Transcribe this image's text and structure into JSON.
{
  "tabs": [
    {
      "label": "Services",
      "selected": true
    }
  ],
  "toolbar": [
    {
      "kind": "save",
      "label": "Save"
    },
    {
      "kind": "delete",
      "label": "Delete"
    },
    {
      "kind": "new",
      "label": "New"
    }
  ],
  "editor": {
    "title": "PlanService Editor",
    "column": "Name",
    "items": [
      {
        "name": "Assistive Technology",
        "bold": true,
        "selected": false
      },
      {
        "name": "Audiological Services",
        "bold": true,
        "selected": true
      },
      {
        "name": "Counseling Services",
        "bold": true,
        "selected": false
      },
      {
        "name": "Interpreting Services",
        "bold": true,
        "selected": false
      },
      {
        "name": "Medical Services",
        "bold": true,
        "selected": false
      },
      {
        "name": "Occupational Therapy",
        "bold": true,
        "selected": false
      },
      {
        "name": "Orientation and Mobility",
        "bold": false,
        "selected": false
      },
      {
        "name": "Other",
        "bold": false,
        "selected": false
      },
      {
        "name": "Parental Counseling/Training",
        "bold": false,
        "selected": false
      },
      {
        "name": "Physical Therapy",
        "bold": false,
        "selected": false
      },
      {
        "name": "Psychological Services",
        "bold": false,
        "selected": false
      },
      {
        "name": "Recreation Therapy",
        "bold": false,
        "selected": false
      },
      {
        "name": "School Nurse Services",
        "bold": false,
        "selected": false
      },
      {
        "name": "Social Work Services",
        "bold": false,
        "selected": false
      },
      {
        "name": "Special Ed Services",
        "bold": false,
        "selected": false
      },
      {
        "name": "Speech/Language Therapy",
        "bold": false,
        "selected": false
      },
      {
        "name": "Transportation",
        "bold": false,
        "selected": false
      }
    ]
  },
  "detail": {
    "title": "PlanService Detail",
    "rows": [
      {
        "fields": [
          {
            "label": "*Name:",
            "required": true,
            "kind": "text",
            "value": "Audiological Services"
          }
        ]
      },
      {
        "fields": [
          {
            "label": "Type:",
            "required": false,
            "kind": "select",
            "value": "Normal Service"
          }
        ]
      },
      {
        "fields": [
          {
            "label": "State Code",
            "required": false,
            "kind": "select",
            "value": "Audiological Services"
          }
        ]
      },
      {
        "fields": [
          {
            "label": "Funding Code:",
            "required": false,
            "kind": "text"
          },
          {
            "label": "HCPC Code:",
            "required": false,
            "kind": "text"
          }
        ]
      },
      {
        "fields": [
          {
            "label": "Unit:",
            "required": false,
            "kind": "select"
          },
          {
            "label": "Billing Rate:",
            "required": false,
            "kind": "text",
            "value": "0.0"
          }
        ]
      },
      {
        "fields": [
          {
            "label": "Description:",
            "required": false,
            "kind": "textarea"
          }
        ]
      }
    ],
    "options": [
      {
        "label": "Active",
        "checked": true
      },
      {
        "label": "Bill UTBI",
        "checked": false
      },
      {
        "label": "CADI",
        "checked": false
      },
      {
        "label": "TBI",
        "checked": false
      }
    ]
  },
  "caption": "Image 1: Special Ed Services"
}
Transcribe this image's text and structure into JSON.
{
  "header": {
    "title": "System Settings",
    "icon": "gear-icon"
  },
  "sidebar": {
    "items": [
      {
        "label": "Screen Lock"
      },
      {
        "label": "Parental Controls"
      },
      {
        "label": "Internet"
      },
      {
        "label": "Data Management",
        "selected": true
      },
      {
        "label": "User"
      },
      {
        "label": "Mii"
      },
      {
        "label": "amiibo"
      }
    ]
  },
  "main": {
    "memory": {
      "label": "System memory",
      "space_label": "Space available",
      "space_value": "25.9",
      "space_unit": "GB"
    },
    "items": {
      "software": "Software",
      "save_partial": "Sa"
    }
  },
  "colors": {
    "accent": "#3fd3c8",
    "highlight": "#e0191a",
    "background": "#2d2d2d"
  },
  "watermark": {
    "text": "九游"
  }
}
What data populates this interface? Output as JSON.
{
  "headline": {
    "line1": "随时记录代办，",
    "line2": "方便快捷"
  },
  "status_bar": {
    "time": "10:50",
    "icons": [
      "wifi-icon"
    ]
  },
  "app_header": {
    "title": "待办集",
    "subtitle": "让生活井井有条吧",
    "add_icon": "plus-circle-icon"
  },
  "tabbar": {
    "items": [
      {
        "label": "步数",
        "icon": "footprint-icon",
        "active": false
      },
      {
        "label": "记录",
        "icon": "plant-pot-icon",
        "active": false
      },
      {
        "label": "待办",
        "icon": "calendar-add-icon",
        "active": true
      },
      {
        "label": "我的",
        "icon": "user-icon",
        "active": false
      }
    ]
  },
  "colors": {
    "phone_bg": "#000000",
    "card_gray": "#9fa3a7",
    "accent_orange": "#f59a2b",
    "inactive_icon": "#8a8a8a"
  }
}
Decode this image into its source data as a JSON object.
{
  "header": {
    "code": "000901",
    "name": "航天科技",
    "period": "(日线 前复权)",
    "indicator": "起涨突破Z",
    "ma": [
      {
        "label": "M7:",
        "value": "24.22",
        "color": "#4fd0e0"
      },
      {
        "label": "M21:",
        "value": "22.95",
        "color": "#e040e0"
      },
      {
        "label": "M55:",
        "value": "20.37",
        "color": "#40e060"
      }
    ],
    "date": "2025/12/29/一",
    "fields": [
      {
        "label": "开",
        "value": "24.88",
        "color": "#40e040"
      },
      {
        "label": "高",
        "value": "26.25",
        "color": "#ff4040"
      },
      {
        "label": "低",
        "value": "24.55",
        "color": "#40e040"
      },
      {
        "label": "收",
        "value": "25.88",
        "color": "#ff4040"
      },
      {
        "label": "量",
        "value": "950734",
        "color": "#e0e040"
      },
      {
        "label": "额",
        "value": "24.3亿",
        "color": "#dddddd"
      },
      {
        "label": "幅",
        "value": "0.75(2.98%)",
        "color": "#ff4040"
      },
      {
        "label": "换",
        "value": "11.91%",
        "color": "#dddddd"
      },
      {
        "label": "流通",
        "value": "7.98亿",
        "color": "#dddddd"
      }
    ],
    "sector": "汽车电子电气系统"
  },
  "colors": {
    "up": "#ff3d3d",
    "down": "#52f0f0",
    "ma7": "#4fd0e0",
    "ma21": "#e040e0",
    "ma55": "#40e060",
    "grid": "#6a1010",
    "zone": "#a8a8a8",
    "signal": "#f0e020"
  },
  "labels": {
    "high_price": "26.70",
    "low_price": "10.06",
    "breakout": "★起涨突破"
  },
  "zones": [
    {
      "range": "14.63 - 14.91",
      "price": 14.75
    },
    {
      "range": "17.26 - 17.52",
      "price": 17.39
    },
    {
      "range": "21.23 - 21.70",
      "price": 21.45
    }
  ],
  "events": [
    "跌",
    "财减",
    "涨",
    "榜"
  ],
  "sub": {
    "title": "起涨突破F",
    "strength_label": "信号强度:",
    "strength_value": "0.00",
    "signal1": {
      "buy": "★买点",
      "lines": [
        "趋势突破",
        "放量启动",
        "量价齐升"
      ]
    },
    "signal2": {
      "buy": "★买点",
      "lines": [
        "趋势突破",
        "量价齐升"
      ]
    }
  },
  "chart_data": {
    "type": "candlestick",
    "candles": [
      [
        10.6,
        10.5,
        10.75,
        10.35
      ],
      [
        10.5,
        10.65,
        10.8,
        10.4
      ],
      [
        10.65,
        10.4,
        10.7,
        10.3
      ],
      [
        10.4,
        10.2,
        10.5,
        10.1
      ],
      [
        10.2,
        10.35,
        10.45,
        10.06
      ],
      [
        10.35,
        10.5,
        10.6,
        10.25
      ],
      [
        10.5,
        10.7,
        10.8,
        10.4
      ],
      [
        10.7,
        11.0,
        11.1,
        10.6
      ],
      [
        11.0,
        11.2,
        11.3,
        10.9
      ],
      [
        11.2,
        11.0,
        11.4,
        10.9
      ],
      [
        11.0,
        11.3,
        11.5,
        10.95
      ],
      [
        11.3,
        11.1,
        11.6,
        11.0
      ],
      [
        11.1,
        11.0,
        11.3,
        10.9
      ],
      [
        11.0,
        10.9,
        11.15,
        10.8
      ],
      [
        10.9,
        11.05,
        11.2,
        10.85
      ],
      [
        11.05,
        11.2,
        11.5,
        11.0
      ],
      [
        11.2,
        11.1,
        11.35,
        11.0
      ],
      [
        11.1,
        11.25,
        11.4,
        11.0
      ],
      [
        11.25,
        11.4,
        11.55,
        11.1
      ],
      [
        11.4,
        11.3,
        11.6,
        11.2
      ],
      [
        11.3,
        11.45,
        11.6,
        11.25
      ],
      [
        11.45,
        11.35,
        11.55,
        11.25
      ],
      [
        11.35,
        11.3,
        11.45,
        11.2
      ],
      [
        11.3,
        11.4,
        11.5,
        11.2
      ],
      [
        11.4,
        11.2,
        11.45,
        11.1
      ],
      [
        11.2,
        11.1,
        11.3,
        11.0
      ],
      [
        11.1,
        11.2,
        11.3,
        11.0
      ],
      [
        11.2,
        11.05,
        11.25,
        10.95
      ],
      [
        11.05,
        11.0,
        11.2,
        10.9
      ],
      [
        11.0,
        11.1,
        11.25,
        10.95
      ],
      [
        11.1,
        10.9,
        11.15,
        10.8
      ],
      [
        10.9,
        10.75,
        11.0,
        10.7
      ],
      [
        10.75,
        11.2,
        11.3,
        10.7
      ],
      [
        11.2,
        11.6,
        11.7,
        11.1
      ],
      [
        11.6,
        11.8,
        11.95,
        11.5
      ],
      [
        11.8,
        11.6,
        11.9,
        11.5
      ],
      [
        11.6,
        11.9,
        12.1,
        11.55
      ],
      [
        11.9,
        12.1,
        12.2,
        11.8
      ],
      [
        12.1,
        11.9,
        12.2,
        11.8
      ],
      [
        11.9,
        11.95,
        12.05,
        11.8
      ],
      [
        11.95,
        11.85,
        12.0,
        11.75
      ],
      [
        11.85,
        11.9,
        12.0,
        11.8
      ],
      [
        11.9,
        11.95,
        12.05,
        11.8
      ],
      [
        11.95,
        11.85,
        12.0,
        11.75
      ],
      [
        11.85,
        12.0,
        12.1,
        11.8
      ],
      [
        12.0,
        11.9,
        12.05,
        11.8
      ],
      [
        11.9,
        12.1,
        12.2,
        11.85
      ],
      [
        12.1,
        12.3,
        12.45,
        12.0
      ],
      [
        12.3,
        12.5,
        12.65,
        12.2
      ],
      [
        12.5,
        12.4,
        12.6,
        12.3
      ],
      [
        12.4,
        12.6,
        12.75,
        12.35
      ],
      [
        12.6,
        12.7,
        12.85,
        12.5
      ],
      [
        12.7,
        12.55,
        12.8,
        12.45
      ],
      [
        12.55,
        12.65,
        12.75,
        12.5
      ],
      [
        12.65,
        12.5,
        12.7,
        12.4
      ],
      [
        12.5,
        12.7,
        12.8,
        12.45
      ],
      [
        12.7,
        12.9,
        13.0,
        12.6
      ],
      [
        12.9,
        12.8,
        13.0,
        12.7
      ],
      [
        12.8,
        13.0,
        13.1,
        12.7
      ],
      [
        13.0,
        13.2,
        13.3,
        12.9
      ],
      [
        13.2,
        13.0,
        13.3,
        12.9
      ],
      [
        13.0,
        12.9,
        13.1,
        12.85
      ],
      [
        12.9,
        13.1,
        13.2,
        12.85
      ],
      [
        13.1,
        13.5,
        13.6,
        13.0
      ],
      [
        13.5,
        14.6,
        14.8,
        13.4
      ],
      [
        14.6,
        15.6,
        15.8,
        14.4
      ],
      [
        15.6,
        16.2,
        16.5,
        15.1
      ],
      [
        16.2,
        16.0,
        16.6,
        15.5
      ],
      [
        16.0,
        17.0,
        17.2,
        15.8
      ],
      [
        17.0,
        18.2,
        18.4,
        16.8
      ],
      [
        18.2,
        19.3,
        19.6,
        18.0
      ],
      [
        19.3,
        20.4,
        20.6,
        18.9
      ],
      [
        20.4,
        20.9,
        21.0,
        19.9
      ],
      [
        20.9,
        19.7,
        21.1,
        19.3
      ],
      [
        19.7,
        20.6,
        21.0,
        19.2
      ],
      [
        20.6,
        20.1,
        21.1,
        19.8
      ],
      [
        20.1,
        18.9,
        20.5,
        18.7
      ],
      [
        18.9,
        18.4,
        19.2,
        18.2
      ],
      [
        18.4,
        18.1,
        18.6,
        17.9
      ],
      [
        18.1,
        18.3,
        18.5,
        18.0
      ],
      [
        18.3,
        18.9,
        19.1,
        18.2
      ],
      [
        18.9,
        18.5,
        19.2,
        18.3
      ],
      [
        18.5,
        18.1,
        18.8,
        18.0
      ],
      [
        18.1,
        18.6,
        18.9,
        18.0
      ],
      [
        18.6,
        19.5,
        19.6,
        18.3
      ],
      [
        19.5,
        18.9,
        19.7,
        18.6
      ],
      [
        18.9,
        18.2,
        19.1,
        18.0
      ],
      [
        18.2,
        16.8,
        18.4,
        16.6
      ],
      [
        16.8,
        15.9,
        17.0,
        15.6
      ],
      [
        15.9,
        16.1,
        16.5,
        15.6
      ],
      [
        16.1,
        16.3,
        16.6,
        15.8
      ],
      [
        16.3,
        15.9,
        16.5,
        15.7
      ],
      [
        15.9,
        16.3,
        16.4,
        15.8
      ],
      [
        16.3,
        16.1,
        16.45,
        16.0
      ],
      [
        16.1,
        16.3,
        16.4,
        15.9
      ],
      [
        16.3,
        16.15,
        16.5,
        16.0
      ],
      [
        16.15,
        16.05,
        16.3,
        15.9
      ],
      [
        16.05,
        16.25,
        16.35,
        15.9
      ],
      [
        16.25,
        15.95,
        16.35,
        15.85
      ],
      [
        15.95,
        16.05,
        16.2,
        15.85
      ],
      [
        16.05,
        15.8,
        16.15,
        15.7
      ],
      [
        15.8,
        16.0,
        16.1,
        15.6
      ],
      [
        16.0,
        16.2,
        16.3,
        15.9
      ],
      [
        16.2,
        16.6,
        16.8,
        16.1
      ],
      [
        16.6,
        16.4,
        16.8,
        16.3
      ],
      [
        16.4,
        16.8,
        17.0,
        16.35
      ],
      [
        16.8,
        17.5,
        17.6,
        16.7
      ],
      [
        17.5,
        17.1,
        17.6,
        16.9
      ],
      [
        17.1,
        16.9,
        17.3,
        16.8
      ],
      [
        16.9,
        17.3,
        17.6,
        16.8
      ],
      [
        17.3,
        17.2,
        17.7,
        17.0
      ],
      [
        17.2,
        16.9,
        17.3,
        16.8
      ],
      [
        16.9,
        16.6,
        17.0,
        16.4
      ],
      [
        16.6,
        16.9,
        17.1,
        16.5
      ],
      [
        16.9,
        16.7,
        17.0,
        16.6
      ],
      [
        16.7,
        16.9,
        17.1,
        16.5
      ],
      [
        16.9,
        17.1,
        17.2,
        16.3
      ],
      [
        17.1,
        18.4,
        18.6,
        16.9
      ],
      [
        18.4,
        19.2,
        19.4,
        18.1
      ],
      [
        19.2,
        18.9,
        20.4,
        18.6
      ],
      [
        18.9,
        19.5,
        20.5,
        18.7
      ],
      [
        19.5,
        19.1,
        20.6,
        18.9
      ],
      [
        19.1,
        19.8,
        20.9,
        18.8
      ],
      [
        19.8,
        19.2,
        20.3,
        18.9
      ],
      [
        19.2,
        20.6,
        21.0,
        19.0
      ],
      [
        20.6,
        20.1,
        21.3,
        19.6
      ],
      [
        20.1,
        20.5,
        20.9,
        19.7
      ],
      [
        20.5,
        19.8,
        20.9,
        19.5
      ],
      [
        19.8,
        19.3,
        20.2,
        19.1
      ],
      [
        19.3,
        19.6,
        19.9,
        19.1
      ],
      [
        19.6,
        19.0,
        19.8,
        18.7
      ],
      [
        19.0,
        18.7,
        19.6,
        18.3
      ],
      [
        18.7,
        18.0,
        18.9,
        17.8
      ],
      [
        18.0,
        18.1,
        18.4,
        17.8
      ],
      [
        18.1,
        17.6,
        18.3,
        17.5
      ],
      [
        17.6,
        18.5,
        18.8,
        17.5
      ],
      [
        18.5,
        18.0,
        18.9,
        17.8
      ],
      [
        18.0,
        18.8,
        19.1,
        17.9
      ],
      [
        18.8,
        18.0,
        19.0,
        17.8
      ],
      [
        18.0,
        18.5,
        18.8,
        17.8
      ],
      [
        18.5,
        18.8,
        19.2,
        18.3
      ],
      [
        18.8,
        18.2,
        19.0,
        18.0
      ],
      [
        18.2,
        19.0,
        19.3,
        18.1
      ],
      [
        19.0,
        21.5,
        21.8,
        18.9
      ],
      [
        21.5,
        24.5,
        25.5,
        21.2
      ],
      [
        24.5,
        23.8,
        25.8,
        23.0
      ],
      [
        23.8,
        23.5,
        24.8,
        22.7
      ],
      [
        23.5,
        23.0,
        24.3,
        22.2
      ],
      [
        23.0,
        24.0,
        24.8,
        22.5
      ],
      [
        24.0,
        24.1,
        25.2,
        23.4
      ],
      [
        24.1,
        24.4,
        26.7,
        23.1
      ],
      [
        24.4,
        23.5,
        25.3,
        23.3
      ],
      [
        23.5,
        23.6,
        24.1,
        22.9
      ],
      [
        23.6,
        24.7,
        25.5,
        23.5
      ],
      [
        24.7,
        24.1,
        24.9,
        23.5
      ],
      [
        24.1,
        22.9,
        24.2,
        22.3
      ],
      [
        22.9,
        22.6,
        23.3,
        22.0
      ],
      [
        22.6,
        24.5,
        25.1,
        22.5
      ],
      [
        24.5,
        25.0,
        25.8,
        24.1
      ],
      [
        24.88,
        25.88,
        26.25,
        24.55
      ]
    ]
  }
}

What to do —
Return each line of the listing that holds the string "this".

Worked answer —
Transcribe this image's text and structure into JSON.
Transcribe this image's text and structure into JSON.
What data populates this interface? Output as JSON.
Decode this image into its source data as a JSON object.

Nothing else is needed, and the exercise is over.